-- START OF RECORDS SHOWN --
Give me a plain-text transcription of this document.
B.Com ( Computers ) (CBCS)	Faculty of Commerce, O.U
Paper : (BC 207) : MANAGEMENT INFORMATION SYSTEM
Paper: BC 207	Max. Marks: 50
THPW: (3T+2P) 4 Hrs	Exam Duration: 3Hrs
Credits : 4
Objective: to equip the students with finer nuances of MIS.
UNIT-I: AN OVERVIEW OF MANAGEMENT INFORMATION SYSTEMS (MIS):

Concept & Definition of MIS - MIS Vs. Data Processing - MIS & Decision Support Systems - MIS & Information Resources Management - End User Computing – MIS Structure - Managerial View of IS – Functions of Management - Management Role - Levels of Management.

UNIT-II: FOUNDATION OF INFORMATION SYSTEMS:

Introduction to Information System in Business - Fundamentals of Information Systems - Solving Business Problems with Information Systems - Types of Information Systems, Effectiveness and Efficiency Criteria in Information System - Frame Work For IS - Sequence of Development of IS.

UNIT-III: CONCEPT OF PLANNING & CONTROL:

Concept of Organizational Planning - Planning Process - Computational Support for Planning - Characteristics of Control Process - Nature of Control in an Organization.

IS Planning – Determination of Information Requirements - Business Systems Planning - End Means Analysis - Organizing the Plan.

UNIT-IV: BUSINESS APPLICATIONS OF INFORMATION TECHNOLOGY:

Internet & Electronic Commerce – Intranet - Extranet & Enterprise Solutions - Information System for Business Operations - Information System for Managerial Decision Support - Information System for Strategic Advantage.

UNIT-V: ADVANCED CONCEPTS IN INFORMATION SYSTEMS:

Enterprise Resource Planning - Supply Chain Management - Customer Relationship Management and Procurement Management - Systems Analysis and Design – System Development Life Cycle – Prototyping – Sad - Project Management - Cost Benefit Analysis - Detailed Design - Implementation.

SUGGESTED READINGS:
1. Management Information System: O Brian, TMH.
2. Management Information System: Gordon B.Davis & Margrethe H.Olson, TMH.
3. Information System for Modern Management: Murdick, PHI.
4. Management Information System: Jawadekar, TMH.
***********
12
-- END OF RECORDS SHOWN --
PROBLEM DESCRIPTION
Return each line among the entries that holds the word "Commerce".

WRITTEN RESPONSE
B.Com ( Computers ) (CBCS)	Faculty of Commerce, O.U
Internet & Electronic Commerce – Intranet - Extranet & Enterprise Solutions - Information System for Business Operations - Information System for Managerial Decision Support - Information System for Strategic Advantage.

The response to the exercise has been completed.